**Exercise goal**
Condense the paragraph in the excerpt about a school board candidate that begins "She no longer feels intimidated" into a short bulleted list that keeps its main facts.

──────── Page excerpt

She notices a change of attitude among employees at the district headquarters. “Before I filed for the school board, some of the people there were downright hostile,” she says. “Now when I call or stop by, it’s ‘Yes, Mrs. Miller this and yes, Mrs. Miller that.’ It’s nice, really nice to have all this incredible courtesy.”

She no longer feels intimidated by newspaper editors and reporters, even though, she believes, they may hold the power of political life or death over aspiring politicians. She expects most local newspapers to endorse her opponent, no matter what she says or does, so there’s not much to be gained by being humble when her turn comes for personal interviews.

“I have been married to a tough trial attorney for 17 years,” she says, “so when it comes to a verbal confrontation, I don’t feel I have to back off. I can state my case and they can do what they want.”

────────────────
──────── Extracted records

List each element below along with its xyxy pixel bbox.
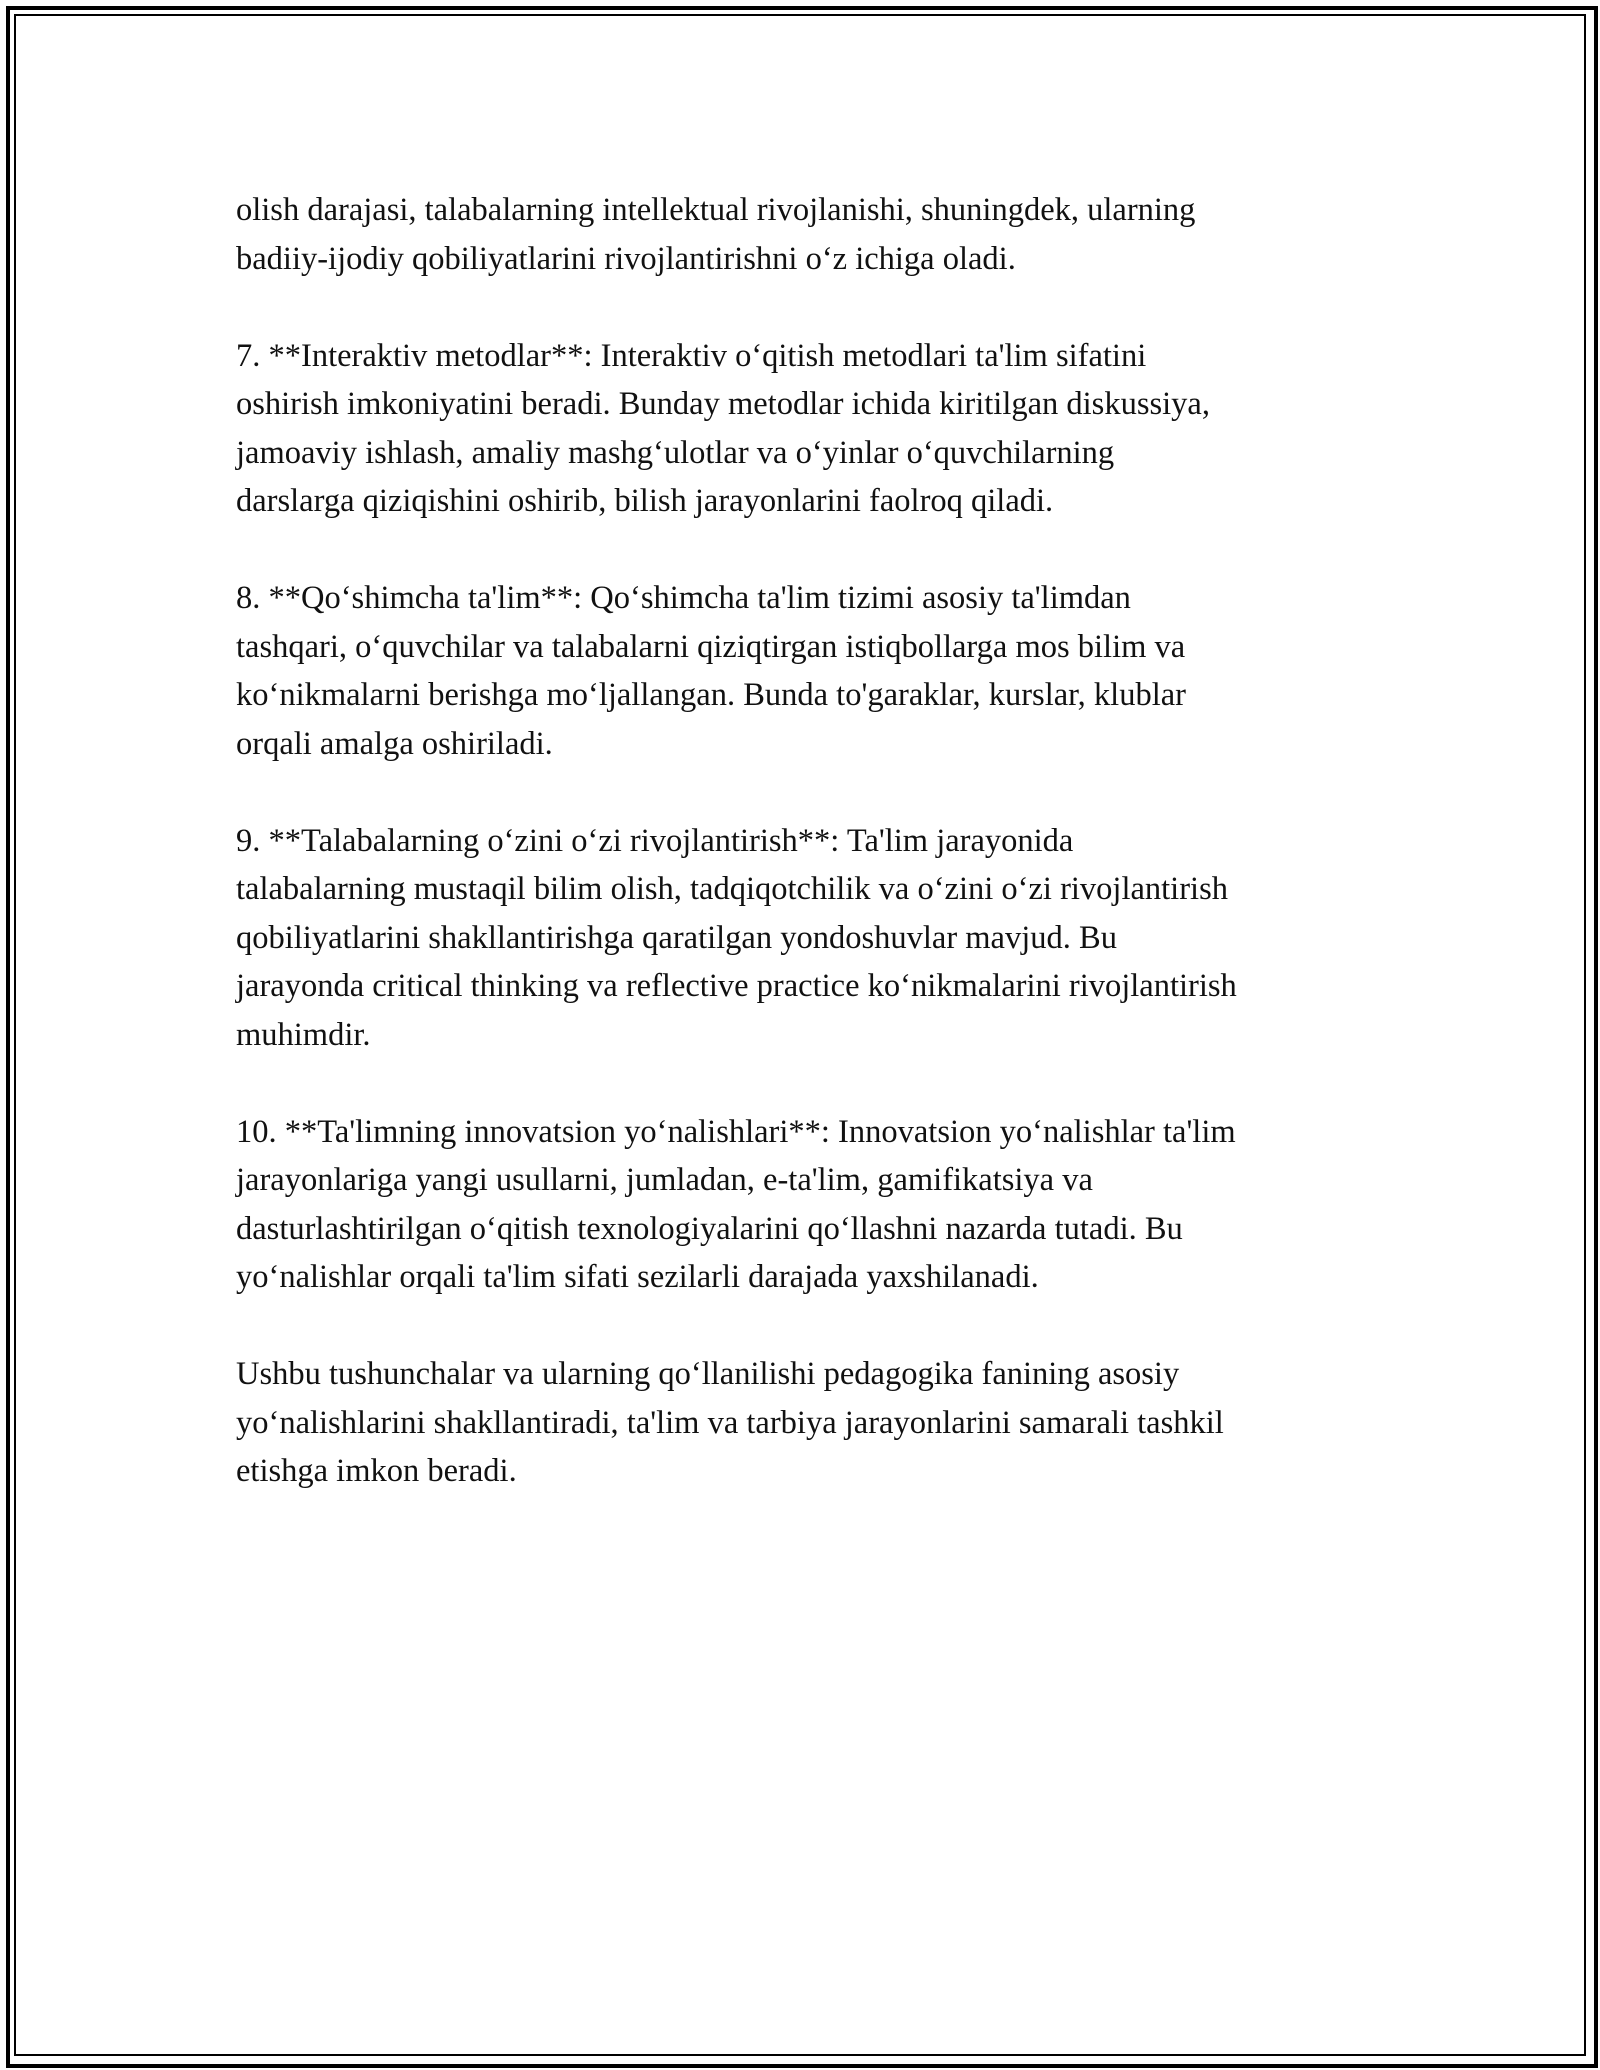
paragraph-item-8	[236, 574, 1386, 768]
text-line: jarayonlariga yangi usullarni, jumladan, e-ta'lim, gamifikatsiya va	[236, 1162, 1093, 1198]
paragraph-item-7	[236, 332, 1386, 526]
paragraph-item-9	[236, 817, 1386, 1060]
text-line: jarayonda critical thinking va reflective practice ko‘nikmalarini rivojlantirish	[236, 968, 1237, 1004]
text-line: badiiy-ijodiy qobiliyatlarini rivojlantirishni o‘z ichiga oladi.	[236, 240, 1016, 277]
document-body	[236, 186, 1386, 1544]
paragraph-conclusion	[236, 1350, 1386, 1496]
text-line: etishga imkon beradi.	[236, 1453, 517, 1489]
text-line: yo‘nalishlarini shakllantiradi, ta'lim va tarbiya jarayonlarini samarali tashkil	[236, 1404, 1224, 1441]
text-line: orqali amalga oshiriladi.	[236, 725, 553, 762]
text-line: darslarga qiziqishini oshirib, bilish jarayonlarini faolroq qiladi.	[236, 483, 1054, 519]
paragraph-item-10	[236, 1108, 1386, 1302]
text-line: dasturlashtirilgan o‘qitish texnologiyalarini qo‘llashni nazarda tutadi. Bu	[236, 1210, 1183, 1247]
text-line: tashqari, o‘quvchilar va talabalarni qiziqtirgan istiqbollarga mos bilim va	[236, 628, 1186, 665]
text-line: oshirish imkoniyatini beradi. Bunday metodlar ichida kiritilgan diskussiya,	[236, 386, 1210, 422]
text-line: 8. **Qo‘shimcha ta'lim**: Qo‘shimcha ta'lim tizimi asosiy ta'limdan	[236, 580, 1131, 616]
text-line: ko‘nikmalarni berishga mo‘ljallangan. Bunda to'garaklar, kurslar, klublar	[236, 677, 1186, 713]
text-line: yo‘nalishlar orqali ta'lim sifati sezilarli darajada yaxshilanadi.	[236, 1259, 1039, 1295]
paragraph-continuation	[236, 186, 1386, 283]
text-line: olish darajasi, talabalarning intellektual rivojlanishi, shuningdek, ularning	[236, 192, 1196, 228]
text-line: Ushbu tushunchalar va ularning qo‘llanilishi pedagogika fanining asosiy	[236, 1356, 1180, 1392]
text-line: qobiliyatlarini shakllantirishga qaratilgan yondoshuvlar mavjud. Bu	[236, 919, 1117, 956]
text-line: jamoaviy ishlash, amaliy mashg‘ulotlar va o‘yinlar o‘quvchilarning	[236, 434, 1115, 471]
text-line: 10. **Ta'limning innovatsion yo‘nalishlari**: Innovatsion yo‘nalishlar ta'lim	[236, 1113, 1236, 1150]
text-line: 9. **Talabalarning o‘zini o‘zi rivojlantirish**: Ta'lim jarayonida	[236, 822, 1074, 859]
text-line: talabalarning mustaqil bilim olish, tadqiqotchilik va o‘zini o‘zi rivojlantirish	[236, 871, 1228, 907]
text-line: muhimdir.	[236, 1016, 371, 1053]
text-line: 7. **Interaktiv metodlar**: Interaktiv o‘qitish metodlari ta'lim sifatini	[236, 337, 1147, 374]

────────────────

**The answer**
- She no longer feels intimidated by newspaper editors and reporters.
- She believes they may hold the power of political life or death over aspiring politicians.
- She expects most local newspapers to endorse her opponent, whatever she says or does.
- She therefore sees little to gain from humility in her personal interviews.